Repeat each entry word for word. Leave any images out of the copy.

[Dataset entries]
###

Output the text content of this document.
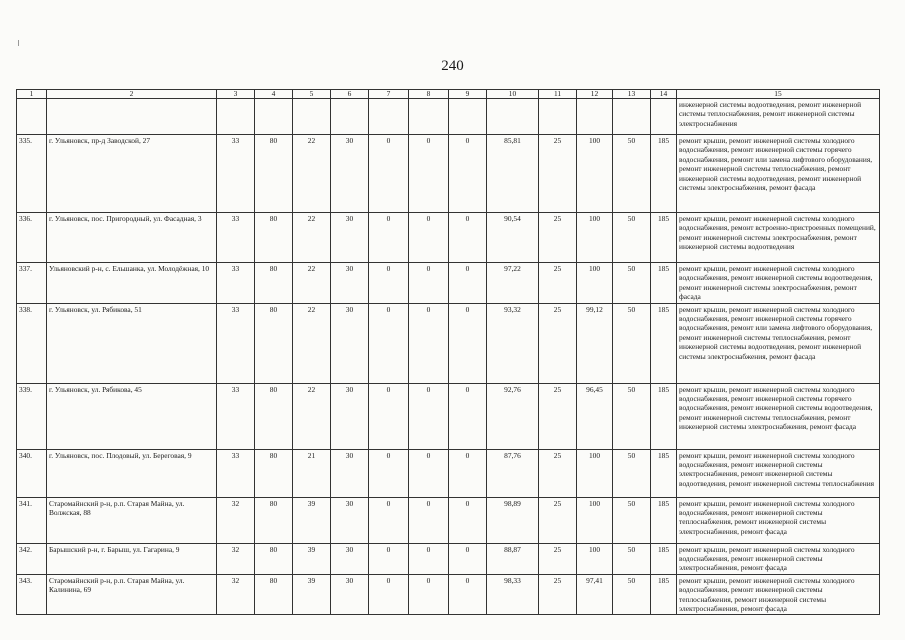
240
1	2	3	4	5	6	7	8	9	10	11	12	13	14	15
														инженерной системы водоотведения, ремонт инженерной системы теплоснабжения, ремонт инженерной системы электроснабжения
335.	г. Ульяновск, пр-д Заводской, 27	33	80	22	30	0	0	0	85,81	25	100	50	185	ремонт крыши, ремонт инженерной системы холодного водоснабжения, ремонт инженерной системы горячего водоснабжения, ремонт или замена лифтового оборудования, ремонт инженерной системы теплоснабжения, ремонт инженерной системы водоотведения, ремонт инженерной системы электроснабжения, ремонт фасада
336.	г. Ульяновск, пос. Пригородный, ул. Фасадная, 3	33	80	22	30	0	0	0	90,54	25	100	50	185	ремонт крыши, ремонт инженерной системы холодного водоснабжения, ремонт встроенно-пристроенных помещений, ремонт инженерной системы электроснабжения, ремонт инженерной системы водоотведения
337.	Ульяновский р-н, с. Ельшанка, ул. Молодёжная, 10	33	80	22	30	0	0	0	97,22	25	100	50	185	ремонт крыши, ремонт инженерной системы холодного водоснабжения, ремонт инженерной системы водоотведения, ремонт инженерной системы электроснабжения, ремонт фасада
338.	г. Ульяновск, ул. Рябикова, 51	33	80	22	30	0	0	0	93,32	25	99,12	50	185	ремонт крыши, ремонт инженерной системы холодного водоснабжения, ремонт инженерной системы горячего водоснабжения, ремонт или замена лифтового оборудования, ремонт инженерной системы теплоснабжения, ремонт инженерной системы водоотведения, ремонт инженерной системы электроснабжения, ремонт фасада
339.	г. Ульяновск, ул. Рябикова, 45	33	80	22	30	0	0	0	92,76	25	96,45	50	185	ремонт крыши, ремонт инженерной системы холодного водоснабжения, ремонт инженерной системы горячего водоснабжения, ремонт инженерной системы водоотведения, ремонт инженерной системы теплоснабжения, ремонт инженерной системы электроснабжения, ремонт фасада
340.	г. Ульяновск, пос. Плодовый, ул. Береговая, 9	33	80	21	30	0	0	0	87,76	25	100	50	185	ремонт крыши, ремонт инженерной системы холодного водоснабжения, ремонт инженерной системы электроснабжения, ремонт инженерной системы водоотведения, ремонт инженерной системы теплоснабжения
341.	Старомайнский р-н, р.п. Старая Майна, ул. Волжская, 88	32	80	39	30	0	0	0	98,89	25	100	50	185	ремонт крыши, ремонт инженерной системы холодного водоснабжения, ремонт инженерной системы теплоснабжения, ремонт инженерной системы электроснабжения, ремонт фасада
342.	Барышский р-н, г. Барыш, ул. Гагарина, 9	32	80	39	30	0	0	0	88,87	25	100	50	185	ремонт крыши, ремонт инженерной системы холодного водоснабжения, ремонт инженерной системы электроснабжения, ремонт фасада
343.	Старомайнский р-н, р.п. Старая Майна, ул. Калинина, 69	32	80	39	30	0	0	0	98,33	25	97,41	50	185	ремонт крыши, ремонт инженерной системы холодного водоснабжения, ремонт инженерной системы теплоснабжения, ремонт инженерной системы электроснабжения, ремонт фасада
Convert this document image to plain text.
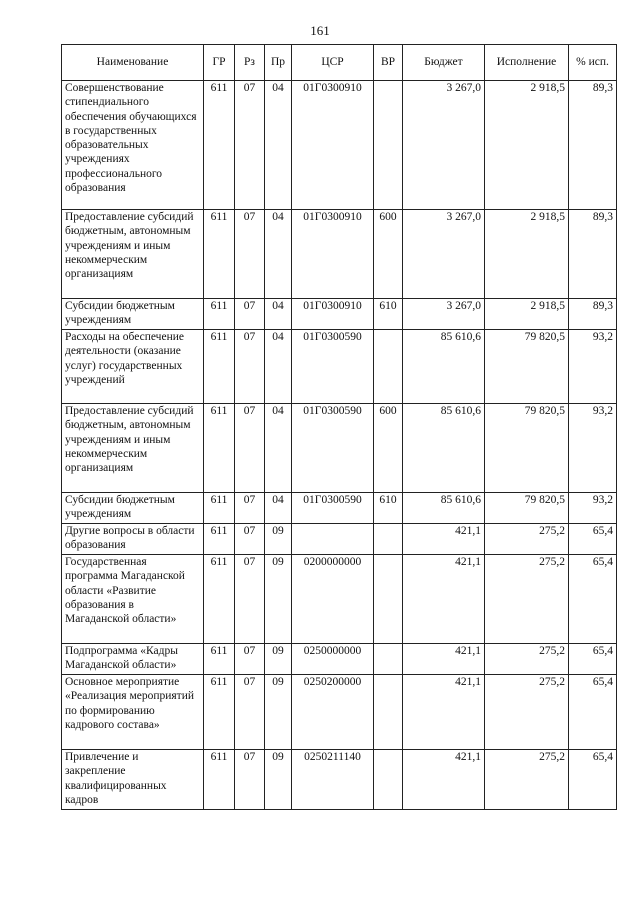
161
Наименование	ГР	Рз	Пр	ЦСР	ВР	Бюджет	Исполнение	% исп.
Совершенствование стипендиального обеспечения обучающихся в государственных образовательных учреждениях профессионального образования	611	07	04	01Г0300910		3 267,0	2 918,5	89,3
Предоставление субсидий бюджетным, автономным учреждениям и иным некоммерческим организациям	611	07	04	01Г0300910	600	3 267,0	2 918,5	89,3
Субсидии бюджетным учреждениям	611	07	04	01Г0300910	610	3 267,0	2 918,5	89,3
Расходы на обеспечение деятельности (оказание услуг) государственных учреждений	611	07	04	01Г0300590		85 610,6	79 820,5	93,2
Предоставление субсидий бюджетным, автономным учреждениям и иным некоммерческим организациям	611	07	04	01Г0300590	600	85 610,6	79 820,5	93,2
Субсидии бюджетным учреждениям	611	07	04	01Г0300590	610	85 610,6	79 820,5	93,2
Другие вопросы в области образования	611	07	09			421,1	275,2	65,4
Государственная программа Магаданской области «Развитие образования в Магаданской области»	611	07	09	0200000000		421,1	275,2	65,4
Подпрограмма «Кадры Магаданской области»	611	07	09	0250000000		421,1	275,2	65,4
Основное мероприятие «Реализация мероприятий по формированию кадрового состава»	611	07	09	0250200000		421,1	275,2	65,4
Привлечение и закрепление квалифицированных кадров	611	07	09	0250211140		421,1	275,2	65,4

###

● **Solution to this exercise**
Output the text content of this document.
240
1	2	3	4	5	6	7	8	9	10	11	12	13	14	15
														инженерной системы водоотведения, ремонт инженерной системы теплоснабжения, ремонт инженерной системы электроснабжения
335.	г. Ульяновск, пр-д Заводской, 27	33	80	22	30	0	0	0	85,81	25	100	50	185	ремонт крыши, ремонт инженерной системы холодного водоснабжения, ремонт инженерной системы горячего водоснабжения, ремонт или замена лифтового оборудования, ремонт инженерной системы теплоснабжения, ремонт инженерной системы водоотведения, ремонт инженерной системы электроснабжения, ремонт фасада
336.	г. Ульяновск, пос. Пригородный, ул. Фасадная, 3	33	80	22	30	0	0	0	90,54	25	100	50	185	ремонт крыши, ремонт инженерной системы холодного водоснабжения, ремонт встроенно-пристроенных помещений, ремонт инженерной системы электроснабжения, ремонт инженерной системы водоотведения
337.	Ульяновский р-н, с. Ельшанка, ул. Молодёжная, 10	33	80	22	30	0	0	0	97,22	25	100	50	185	ремонт крыши, ремонт инженерной системы холодного водоснабжения, ремонт инженерной системы водоотведения, ремонт инженерной системы электроснабжения, ремонт фасада
338.	г. Ульяновск, ул. Рябикова, 51	33	80	22	30	0	0	0	93,32	25	99,12	50	185	ремонт крыши, ремонт инженерной системы холодного водоснабжения, ремонт инженерной системы горячего водоснабжения, ремонт или замена лифтового оборудования, ремонт инженерной системы теплоснабжения, ремонт инженерной системы водоотведения, ремонт инженерной системы электроснабжения, ремонт фасада
339.	г. Ульяновск, ул. Рябикова, 45	33	80	22	30	0	0	0	92,76	25	96,45	50	185	ремонт крыши, ремонт инженерной системы холодного водоснабжения, ремонт инженерной системы горячего водоснабжения, ремонт инженерной системы водоотведения, ремонт инженерной системы теплоснабжения, ремонт инженерной системы электроснабжения, ремонт фасада
340.	г. Ульяновск, пос. Плодовый, ул. Береговая, 9	33	80	21	30	0	0	0	87,76	25	100	50	185	ремонт крыши, ремонт инженерной системы холодного водоснабжения, ремонт инженерной системы электроснабжения, ремонт инженерной системы водоотведения, ремонт инженерной системы теплоснабжения
341.	Старомайнский р-н, р.п. Старая Майна, ул. Волжская, 88	32	80	39	30	0	0	0	98,89	25	100	50	185	ремонт крыши, ремонт инженерной системы холодного водоснабжения, ремонт инженерной системы теплоснабжения, ремонт инженерной системы электроснабжения, ремонт фасада
342.	Барышский р-н, г. Барыш, ул. Гагарина, 9	32	80	39	30	0	0	0	88,87	25	100	50	185	ремонт крыши, ремонт инженерной системы холодного водоснабжения, ремонт инженерной системы электроснабжения, ремонт фасада
343.	Старомайнский р-н, р.п. Старая Майна, ул. Калинина, 69	32	80	39	30	0	0	0	98,33	25	97,41	50	185	ремонт крыши, ремонт инженерной системы холодного водоснабжения, ремонт инженерной системы теплоснабжения, ремонт инженерной системы электроснабжения, ремонт фасада
Convert this document image to plain text.
161
Наименование	ГР	Рз	Пр	ЦСР	ВР	Бюджет	Исполнение	% исп.
Совершенствование стипендиального обеспечения обучающихся в государственных образовательных учреждениях профессионального образования	611	07	04	01Г0300910		3 267,0	2 918,5	89,3
Предоставление субсидий бюджетным, автономным учреждениям и иным некоммерческим организациям	611	07	04	01Г0300910	600	3 267,0	2 918,5	89,3
Субсидии бюджетным учреждениям	611	07	04	01Г0300910	610	3 267,0	2 918,5	89,3
Расходы на обеспечение деятельности (оказание услуг) государственных учреждений	611	07	04	01Г0300590		85 610,6	79 820,5	93,2
Предоставление субсидий бюджетным, автономным учреждениям и иным некоммерческим организациям	611	07	04	01Г0300590	600	85 610,6	79 820,5	93,2
Субсидии бюджетным учреждениям	611	07	04	01Г0300590	610	85 610,6	79 820,5	93,2
Другие вопросы в области образования	611	07	09			421,1	275,2	65,4
Государственная программа Магаданской области «Развитие образования в Магаданской области»	611	07	09	0200000000		421,1	275,2	65,4
Подпрограмма «Кадры Магаданской области»	611	07	09	0250000000		421,1	275,2	65,4
Основное мероприятие «Реализация мероприятий по формированию кадрового состава»	611	07	09	0250200000		421,1	275,2	65,4
Привлечение и закрепление квалифицированных кадров	611	07	09	0250211140		421,1	275,2	65,4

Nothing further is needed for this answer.